▶ LISTED RECORDS
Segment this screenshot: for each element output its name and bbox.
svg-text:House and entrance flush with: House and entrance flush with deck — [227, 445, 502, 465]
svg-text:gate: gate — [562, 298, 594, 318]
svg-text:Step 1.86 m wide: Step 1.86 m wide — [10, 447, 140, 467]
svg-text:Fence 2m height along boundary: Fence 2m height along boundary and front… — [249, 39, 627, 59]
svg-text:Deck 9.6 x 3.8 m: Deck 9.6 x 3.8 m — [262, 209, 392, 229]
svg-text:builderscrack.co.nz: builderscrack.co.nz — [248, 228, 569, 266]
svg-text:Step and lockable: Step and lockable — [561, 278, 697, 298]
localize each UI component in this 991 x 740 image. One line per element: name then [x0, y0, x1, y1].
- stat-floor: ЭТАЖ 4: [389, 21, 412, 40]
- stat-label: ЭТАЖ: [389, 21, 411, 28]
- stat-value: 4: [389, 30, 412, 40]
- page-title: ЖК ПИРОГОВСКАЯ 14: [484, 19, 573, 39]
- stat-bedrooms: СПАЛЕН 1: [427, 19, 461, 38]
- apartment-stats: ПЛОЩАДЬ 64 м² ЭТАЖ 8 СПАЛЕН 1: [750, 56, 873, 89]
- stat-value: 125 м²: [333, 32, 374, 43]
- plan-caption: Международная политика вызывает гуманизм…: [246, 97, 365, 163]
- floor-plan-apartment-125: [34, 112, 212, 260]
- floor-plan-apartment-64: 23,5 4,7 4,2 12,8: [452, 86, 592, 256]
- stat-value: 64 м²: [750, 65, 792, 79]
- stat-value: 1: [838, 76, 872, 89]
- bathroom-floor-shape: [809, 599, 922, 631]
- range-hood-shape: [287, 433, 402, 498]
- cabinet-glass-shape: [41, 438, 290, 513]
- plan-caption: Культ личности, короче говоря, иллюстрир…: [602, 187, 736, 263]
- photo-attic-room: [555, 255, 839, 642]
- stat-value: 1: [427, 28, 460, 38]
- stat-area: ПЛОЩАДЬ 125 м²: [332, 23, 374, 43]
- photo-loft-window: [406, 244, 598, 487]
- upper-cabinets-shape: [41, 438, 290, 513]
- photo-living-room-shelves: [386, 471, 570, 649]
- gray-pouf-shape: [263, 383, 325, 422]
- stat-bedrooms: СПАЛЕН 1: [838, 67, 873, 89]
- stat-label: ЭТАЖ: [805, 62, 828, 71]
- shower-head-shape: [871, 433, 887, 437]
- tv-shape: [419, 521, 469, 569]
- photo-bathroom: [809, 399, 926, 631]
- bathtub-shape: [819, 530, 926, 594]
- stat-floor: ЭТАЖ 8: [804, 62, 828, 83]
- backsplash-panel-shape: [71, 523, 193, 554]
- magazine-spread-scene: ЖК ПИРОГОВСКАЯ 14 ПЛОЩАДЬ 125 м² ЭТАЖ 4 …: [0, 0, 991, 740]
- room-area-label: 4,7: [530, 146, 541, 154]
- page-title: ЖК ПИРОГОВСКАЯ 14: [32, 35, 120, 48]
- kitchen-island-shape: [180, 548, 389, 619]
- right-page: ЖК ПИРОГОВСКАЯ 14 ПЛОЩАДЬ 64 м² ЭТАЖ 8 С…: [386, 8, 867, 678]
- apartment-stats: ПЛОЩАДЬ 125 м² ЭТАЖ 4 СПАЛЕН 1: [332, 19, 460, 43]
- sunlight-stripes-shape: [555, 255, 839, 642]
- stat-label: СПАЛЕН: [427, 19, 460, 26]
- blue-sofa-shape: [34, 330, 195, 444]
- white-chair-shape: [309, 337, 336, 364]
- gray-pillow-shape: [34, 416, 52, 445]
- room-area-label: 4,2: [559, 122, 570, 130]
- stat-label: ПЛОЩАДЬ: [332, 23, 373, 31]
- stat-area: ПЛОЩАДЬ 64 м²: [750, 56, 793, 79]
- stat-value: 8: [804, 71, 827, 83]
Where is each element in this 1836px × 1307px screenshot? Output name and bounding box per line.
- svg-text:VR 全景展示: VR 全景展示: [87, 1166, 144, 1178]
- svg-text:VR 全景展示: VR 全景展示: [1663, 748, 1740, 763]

▶ EXERCISE INSTRUCTIONS
Format everything from the start of the material down to the line containing "svg-text:Step 1.86 m", including that line, as a numbered list, leaving out any blank lines.

▶ SOLUTION BELOW
1. Segment this screenshot: for each element output its name and bbox.
2. svg-text:House and entrance flush with: House and entrance flush with deck — [227, 445, 502, 465]
3. svg-text:gate: gate — [562, 298, 594, 318]
4. svg-text:Step 1.86 m wide: Step 1.86 m wide — [10, 447, 140, 467]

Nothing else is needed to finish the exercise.